- _The task_:
Transcribe the material verbatim in full; the pictures do not belong in the copy.
=== Recorded data ===
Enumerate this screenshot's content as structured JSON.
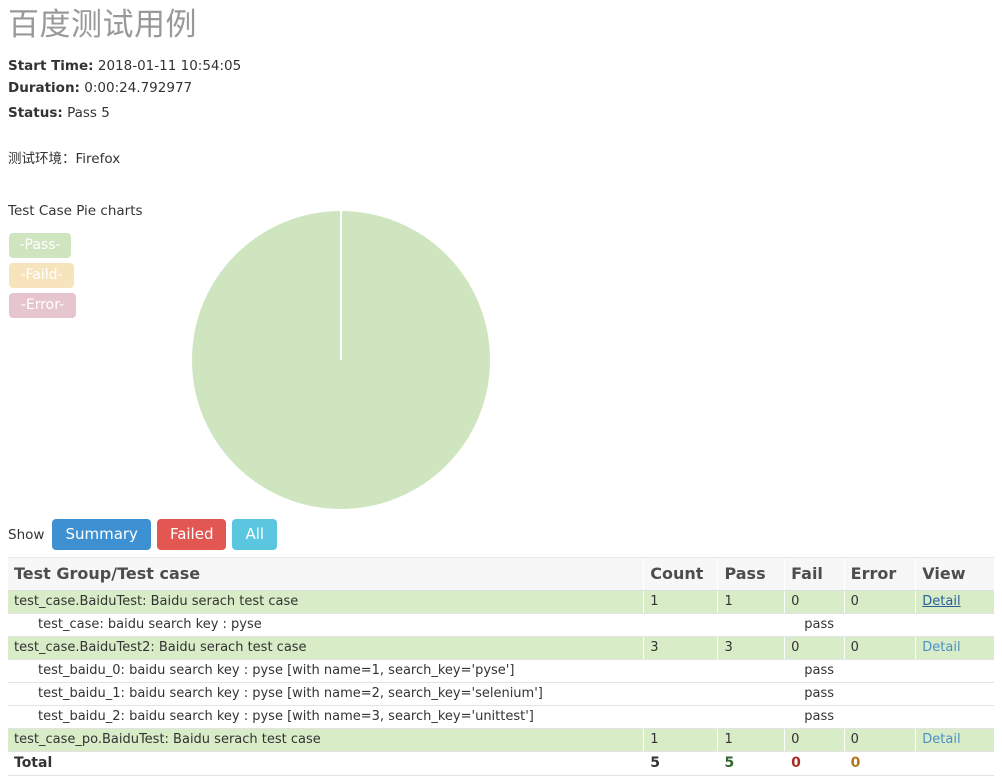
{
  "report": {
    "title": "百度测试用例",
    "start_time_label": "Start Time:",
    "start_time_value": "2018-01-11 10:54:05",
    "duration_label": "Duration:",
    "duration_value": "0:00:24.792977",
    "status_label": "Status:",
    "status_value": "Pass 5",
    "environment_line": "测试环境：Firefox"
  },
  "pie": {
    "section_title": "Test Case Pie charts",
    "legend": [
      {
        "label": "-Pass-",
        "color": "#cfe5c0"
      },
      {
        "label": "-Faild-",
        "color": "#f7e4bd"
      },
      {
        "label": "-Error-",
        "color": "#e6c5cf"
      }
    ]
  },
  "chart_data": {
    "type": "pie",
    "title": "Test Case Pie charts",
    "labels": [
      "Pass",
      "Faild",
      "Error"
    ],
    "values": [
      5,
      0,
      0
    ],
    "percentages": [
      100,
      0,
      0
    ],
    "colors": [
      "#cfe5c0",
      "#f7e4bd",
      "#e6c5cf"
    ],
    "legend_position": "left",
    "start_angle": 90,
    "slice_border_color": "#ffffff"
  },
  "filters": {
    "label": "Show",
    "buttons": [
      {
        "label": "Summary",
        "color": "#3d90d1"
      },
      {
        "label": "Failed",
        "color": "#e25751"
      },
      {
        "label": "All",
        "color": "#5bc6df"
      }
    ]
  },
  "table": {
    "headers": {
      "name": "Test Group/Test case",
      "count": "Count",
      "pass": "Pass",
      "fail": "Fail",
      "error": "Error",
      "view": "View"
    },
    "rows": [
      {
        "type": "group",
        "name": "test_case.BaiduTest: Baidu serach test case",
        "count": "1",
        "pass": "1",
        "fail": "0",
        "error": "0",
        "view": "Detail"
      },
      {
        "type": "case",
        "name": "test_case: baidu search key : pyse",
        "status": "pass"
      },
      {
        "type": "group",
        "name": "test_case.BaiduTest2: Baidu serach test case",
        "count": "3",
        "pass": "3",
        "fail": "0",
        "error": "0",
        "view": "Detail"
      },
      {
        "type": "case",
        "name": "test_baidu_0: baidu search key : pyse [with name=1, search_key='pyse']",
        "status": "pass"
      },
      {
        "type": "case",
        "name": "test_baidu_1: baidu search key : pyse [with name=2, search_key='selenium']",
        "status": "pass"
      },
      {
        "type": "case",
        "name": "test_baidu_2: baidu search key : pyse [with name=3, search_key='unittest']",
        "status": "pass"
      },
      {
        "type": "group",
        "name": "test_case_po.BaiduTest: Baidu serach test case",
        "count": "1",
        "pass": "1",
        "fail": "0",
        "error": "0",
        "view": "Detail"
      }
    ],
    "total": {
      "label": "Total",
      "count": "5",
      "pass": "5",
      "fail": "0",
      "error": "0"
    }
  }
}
===
- _Answer for the task_:
Enumerate this screenshot's content as structured JSON.
{
  "report": {
    "title": "百度测试用例",
    "start_time_label": "Start Time:",
    "start_time_value": "2018-01-11 10:54:05",
    "duration_label": "Duration:",
    "duration_value": "0:00:24.792977",
    "status_label": "Status:",
    "status_value": "Pass 5",
    "environment_line": "测试环境：Firefox"
  },
  "pie": {
    "section_title": "Test Case Pie charts",
    "legend": [
      {
        "label": "-Pass-",
        "color": "#cfe5c0"
      },
      {
        "label": "-Faild-",
        "color": "#f7e4bd"
      },
      {
        "label": "-Error-",
        "color": "#e6c5cf"
      }
    ]
  },
  "chart_data": {
    "type": "pie",
    "title": "Test Case Pie charts",
    "labels": [
      "Pass",
      "Faild",
      "Error"
    ],
    "values": [
      5,
      0,
      0
    ],
    "percentages": [
      100,
      0,
      0
    ],
    "colors": [
      "#cfe5c0",
      "#f7e4bd",
      "#e6c5cf"
    ],
    "legend_position": "left",
    "start_angle": 90,
    "slice_border_color": "#ffffff"
  },
  "filters": {
    "label": "Show",
    "buttons": [
      {
        "label": "Summary",
        "color": "#3d90d1"
      },
      {
        "label": "Failed",
        "color": "#e25751"
      },
      {
        "label": "All",
        "color": "#5bc6df"
      }
    ]
  },
  "table": {
    "headers": {
      "name": "Test Group/Test case",
      "count": "Count",
      "pass": "Pass",
      "fail": "Fail",
      "error": "Error",
      "view": "View"
    },
    "rows": [
      {
        "type": "group",
        "name": "test_case.BaiduTest: Baidu serach test case",
        "count": "1",
        "pass": "1",
        "fail": "0",
        "error": "0",
        "view": "Detail"
      },
      {
        "type": "case",
        "name": "test_case: baidu search key : pyse",
        "status": "pass"
      },
      {
        "type": "group",
        "name": "test_case.BaiduTest2: Baidu serach test case",
        "count": "3",
        "pass": "3",
        "fail": "0",
        "error": "0",
        "view": "Detail"
      },
      {
        "type": "case",
        "name": "test_baidu_0: baidu search key : pyse [with name=1, search_key='pyse']",
        "status": "pass"
      },
      {
        "type": "case",
        "name": "test_baidu_1: baidu search key : pyse [with name=2, search_key='selenium']",
        "status": "pass"
      },
      {
        "type": "case",
        "name": "test_baidu_2: baidu search key : pyse [with name=3, search_key='unittest']",
        "status": "pass"
      },
      {
        "type": "group",
        "name": "test_case_po.BaiduTest: Baidu serach test case",
        "count": "1",
        "pass": "1",
        "fail": "0",
        "error": "0",
        "view": "Detail"
      }
    ],
    "total": {
      "label": "Total",
      "count": "5",
      "pass": "5",
      "fail": "0",
      "error": "0"
    }
  }
}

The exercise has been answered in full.